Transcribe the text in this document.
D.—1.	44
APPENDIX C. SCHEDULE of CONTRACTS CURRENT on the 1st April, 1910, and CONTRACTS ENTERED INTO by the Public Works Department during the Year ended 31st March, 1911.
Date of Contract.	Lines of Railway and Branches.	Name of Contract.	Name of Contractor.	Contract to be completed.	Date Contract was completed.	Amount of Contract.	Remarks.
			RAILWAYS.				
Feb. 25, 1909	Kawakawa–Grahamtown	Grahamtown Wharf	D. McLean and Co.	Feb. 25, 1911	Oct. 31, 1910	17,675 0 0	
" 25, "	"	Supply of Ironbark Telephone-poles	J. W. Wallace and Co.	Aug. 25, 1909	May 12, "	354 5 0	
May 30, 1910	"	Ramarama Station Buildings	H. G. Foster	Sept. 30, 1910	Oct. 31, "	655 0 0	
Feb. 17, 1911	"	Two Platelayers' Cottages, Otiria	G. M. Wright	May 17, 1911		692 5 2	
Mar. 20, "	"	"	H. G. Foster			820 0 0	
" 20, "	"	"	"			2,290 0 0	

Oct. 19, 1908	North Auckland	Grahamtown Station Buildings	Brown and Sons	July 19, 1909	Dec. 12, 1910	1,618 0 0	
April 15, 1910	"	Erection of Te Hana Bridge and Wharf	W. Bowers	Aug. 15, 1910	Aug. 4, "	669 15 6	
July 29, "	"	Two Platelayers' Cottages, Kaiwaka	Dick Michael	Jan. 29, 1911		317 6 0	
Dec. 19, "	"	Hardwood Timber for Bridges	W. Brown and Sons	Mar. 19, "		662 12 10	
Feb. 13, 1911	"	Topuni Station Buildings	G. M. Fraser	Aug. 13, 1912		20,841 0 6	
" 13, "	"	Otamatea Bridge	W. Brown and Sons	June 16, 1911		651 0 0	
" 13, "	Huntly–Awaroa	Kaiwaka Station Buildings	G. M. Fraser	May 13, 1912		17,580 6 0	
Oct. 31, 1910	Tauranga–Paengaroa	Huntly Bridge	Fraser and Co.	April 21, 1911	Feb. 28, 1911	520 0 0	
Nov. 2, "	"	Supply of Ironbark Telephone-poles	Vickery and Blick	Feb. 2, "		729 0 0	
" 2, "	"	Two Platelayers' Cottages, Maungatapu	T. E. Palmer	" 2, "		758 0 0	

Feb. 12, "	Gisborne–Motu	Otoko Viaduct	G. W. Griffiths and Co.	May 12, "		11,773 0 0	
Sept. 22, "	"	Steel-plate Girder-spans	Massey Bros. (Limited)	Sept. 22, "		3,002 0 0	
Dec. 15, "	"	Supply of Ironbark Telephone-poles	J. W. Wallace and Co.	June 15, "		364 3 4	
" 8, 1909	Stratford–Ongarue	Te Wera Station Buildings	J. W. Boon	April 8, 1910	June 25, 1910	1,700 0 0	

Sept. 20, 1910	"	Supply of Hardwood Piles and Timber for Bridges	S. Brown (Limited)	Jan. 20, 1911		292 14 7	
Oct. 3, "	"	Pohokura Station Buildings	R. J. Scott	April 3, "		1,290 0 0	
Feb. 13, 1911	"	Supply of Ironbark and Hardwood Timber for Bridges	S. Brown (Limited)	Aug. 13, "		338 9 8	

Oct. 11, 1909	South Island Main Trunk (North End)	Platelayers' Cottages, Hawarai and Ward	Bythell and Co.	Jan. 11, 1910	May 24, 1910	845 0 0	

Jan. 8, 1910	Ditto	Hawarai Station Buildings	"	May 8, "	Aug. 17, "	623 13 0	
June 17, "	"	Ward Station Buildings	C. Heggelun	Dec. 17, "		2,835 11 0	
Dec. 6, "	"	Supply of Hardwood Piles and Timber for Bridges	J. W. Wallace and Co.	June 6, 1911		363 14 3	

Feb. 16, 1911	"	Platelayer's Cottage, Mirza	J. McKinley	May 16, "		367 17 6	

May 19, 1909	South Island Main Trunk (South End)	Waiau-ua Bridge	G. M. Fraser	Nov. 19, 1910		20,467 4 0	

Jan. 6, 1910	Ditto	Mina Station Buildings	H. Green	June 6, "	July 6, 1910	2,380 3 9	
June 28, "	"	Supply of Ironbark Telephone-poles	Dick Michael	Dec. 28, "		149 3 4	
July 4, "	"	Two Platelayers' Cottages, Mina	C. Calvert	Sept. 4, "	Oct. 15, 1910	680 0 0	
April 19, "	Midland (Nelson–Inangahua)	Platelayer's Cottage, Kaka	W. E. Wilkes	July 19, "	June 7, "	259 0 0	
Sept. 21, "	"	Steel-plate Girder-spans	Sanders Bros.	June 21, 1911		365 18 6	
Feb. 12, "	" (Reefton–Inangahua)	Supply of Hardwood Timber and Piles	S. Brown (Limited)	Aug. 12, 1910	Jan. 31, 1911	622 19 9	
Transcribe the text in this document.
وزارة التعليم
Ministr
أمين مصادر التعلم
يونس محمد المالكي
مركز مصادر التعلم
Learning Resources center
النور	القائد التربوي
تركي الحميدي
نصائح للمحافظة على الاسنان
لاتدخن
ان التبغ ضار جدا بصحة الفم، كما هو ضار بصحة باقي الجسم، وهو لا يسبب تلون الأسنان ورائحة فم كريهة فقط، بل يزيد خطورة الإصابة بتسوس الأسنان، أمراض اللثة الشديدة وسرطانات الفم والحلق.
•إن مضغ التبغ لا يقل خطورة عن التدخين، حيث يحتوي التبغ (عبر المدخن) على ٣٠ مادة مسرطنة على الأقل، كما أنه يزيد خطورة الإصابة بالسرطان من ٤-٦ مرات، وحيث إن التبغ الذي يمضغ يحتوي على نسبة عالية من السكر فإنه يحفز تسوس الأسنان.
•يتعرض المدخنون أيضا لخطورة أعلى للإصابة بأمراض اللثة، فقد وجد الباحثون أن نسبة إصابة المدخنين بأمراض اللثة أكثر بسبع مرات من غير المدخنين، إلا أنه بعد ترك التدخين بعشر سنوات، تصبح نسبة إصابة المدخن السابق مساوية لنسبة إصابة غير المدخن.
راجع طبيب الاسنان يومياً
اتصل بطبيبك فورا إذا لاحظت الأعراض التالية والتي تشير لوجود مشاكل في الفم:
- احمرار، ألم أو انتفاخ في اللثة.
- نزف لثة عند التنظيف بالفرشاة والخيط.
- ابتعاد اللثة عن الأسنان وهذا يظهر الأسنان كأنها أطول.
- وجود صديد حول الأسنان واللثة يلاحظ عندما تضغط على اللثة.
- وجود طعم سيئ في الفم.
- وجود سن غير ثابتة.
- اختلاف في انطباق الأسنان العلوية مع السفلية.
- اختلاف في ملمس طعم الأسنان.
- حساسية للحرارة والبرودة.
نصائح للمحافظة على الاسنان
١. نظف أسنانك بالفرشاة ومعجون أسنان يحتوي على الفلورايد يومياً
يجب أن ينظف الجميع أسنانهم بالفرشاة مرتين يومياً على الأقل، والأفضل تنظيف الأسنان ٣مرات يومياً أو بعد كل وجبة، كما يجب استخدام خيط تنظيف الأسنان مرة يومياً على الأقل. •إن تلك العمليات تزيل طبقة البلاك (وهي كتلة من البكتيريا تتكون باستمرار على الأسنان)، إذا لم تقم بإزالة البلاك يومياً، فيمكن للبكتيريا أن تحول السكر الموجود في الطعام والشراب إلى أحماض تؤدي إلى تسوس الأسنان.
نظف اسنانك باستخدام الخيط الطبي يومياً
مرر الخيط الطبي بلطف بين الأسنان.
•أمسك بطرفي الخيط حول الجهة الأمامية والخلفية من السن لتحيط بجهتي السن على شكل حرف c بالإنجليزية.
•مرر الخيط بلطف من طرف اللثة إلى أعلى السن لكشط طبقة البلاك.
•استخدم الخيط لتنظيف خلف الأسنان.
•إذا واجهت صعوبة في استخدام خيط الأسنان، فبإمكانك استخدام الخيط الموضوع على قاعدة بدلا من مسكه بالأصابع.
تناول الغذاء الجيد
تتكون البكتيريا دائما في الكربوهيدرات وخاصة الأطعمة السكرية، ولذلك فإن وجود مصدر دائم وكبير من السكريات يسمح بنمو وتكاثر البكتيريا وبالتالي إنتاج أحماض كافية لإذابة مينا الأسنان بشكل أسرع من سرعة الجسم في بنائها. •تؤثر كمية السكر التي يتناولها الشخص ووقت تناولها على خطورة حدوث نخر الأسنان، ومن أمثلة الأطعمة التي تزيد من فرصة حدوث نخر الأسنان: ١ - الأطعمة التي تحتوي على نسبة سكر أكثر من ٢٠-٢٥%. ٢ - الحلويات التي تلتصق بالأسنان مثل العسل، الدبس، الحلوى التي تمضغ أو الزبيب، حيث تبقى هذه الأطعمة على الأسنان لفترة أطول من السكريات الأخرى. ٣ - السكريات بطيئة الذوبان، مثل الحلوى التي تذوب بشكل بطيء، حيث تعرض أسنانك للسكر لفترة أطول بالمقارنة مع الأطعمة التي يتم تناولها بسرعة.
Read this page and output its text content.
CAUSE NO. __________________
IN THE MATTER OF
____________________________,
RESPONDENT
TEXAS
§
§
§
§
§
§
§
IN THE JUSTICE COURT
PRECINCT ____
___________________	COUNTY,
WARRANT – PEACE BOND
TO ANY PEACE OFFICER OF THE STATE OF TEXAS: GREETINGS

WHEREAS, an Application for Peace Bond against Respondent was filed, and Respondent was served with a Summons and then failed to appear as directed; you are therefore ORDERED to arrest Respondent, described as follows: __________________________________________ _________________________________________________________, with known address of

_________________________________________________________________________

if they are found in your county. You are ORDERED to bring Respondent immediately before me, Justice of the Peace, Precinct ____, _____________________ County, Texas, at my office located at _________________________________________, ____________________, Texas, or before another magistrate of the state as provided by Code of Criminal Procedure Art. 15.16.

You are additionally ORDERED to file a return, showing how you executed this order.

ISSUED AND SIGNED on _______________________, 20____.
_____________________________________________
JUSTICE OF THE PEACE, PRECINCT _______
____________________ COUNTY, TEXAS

────────────────

(Problem)
Every line that holds the string "بالفرشاة" should be returned.

(In response)
- نزف لثة عند التنظيف بالفرشاة والخيط.
١. نظف أسنانك بالفرشاة ومعجون أسنان يحتوي على الفلورايد يومياً
يجب أن ينظف الجميع أسنانهم بالفرشاة مرتين يومياً على الأقل، والأفضل تنظيف الأسنان ٣مرات يومياً أو بعد كل وجبة، كما يجب استخدام خيط تنظيف الأسنان مرة يومياً على الأقل. •إن تلك العمليات تزيل طبقة البلاك (وهي كتلة من البكتيريا تتكون باستمرار على الأسنان)، إذا لم تقم بإزالة البلاك يومياً، فيمكن للبكتيريا أن تحول السكر الموجود في الطعام والشراب إلى أحماض تؤدي إلى تسوس الأسنان.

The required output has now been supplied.